● TEXTE FOURNI
Le projet de performance Les héros de la pensée est né un soir pendant la tournée du spectacle 1973. Ce projet peut se lire comme un hommage à Gilles Deleuze. Parce qu'il joue avec le principe de l'abécédaire et qu'il met en jeu une pensée engagée et en mouvement, une pensée à plusieurs. Parce qu'il implique aussi la question de l'alcool. Mais le projet réactive avant tout une forme antique, celle du sumpósion, qui signifie étymologiquement (en grec) boire ensemble : boire (ou manger) et débattre ensemble. Dans L'Invention de la littérature, l'historienne de l'Antiquité Florence Dupont explique que le symposium était un espace festif, un espace social chaleureux. Il s'agissait pour le convive de « s'intégrer au flux du rituel, de se laisser envahir par l'amour ou le vin, de suivre ses compagnons dans le rituel de l'ivresse ». Et les banqueteurs devaient « pousser le chanteur [ le penseur ] dans son improvisation vers une virtuosité plus grande, le soutenir et le guider, donner un contenu concret à ce qu'on appelle une création collective. » Les héros de la pensée se donne donc vingt-six heures, les vingt-six lettres de l'alphabet et vingt-six vins pour reconstituer l'atmosphère d'une pensée collective en état d'ivresse, jouant sur l'équilibre des voix, éprouvant le temps et la fatigue.
Ce projet redéfinit la posture héroïque. Le héros, ici, c'est le penseur : celui dont les principales vertus sont le langage et la réflexion. Les performeurs s'engagent donc à aller jusqu'au bout de leur pensée, au-delà de leur fatigue. Ils s'engagent à tenter ensemble de porter le projet jusqu'au bout. Il s'agit de solidarité, de tactique, de ruse afin de surpasser l'épuisement : entretenir la conversation le plus longtemps possible et construire ensemble une pensée vive et inattendue.

Données sources:

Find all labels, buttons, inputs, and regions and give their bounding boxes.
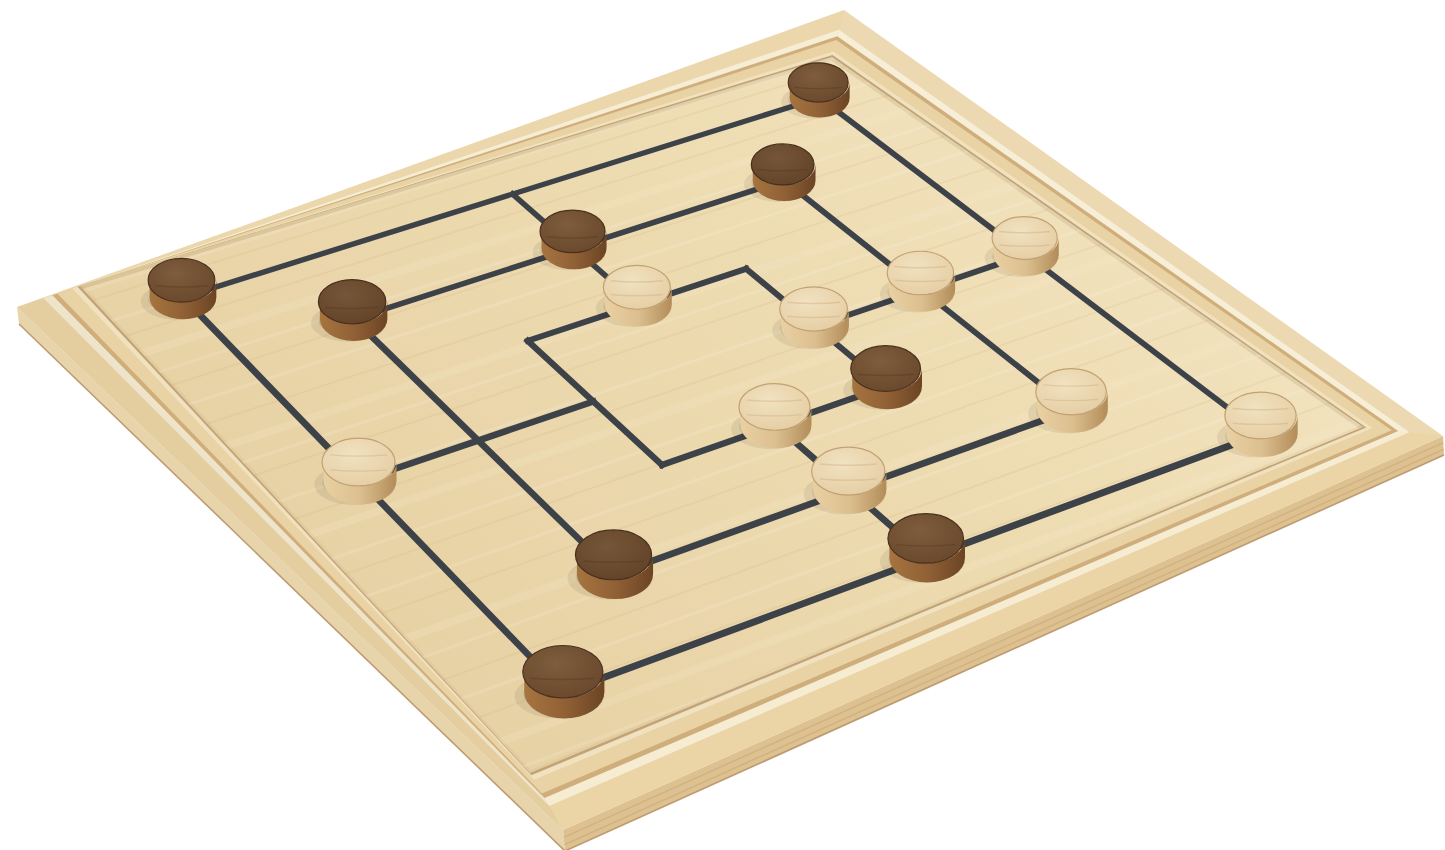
piece-tone (318, 280, 385, 324)
piece-tone (751, 144, 814, 185)
piece-top-face (788, 63, 848, 102)
piece-top-face (322, 438, 395, 486)
piece-tone (575, 530, 651, 580)
piece-top-face (1225, 392, 1296, 439)
piece-top-face (523, 646, 603, 698)
piece-top-face (887, 251, 953, 295)
piece-top-face (603, 265, 670, 309)
piece-top-face (1036, 369, 1107, 415)
morris-board-svg (0, 0, 1445, 850)
piece-top-face (780, 287, 848, 331)
piece-top-face (888, 514, 964, 563)
piece-top-face (812, 447, 885, 495)
product-photo (0, 0, 1445, 850)
piece-top-face (992, 217, 1057, 260)
piece-top-face (148, 258, 215, 302)
piece-top-face (739, 384, 810, 431)
piece-top-face (851, 346, 921, 392)
piece-top-face (540, 210, 605, 253)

● ÉNONCÉ
Poursuivez le texte consacré à la performance Les héros de la pensée à partir de sa dernière phrase. Les enregistrements n'ont aucun lien avec le texte.

● RÉPONSE
Les règles de la performance
Le projet est annoncé comme étant totalement performatif dans sa forme et sa durée : on ne peut en connaître le déroulement à l'avance, on ne sait pas ce qui va arriver. Le projet peut s'interrompre à tout instant faute de combattants. Il a nécessité l'établissement d'un cadre, et d'un certain nombre de règles, énoncées comme suit :
– La performance dure théoriquement vingt-six heures.
– Elle se déroule selon la structure suivante : vingt-six heures, vingt-six lettres, vingt-six thèmes.
– Seuls le premier et le dernier thème sont connus des participants : A comme alcool, Z comme zoophilie.
– Les thèmes ou concepts correspondant aux lettres B à Y sont choisis par Massimo Furlan, Claire de Ribaupierre et Arthur de Pury. Les performeurs les découvrent au début de chaque heure.
– Les participants ne préparent aucun argument au préalable, ne disposent d'aucune documentation et doivent réagir sur le moment.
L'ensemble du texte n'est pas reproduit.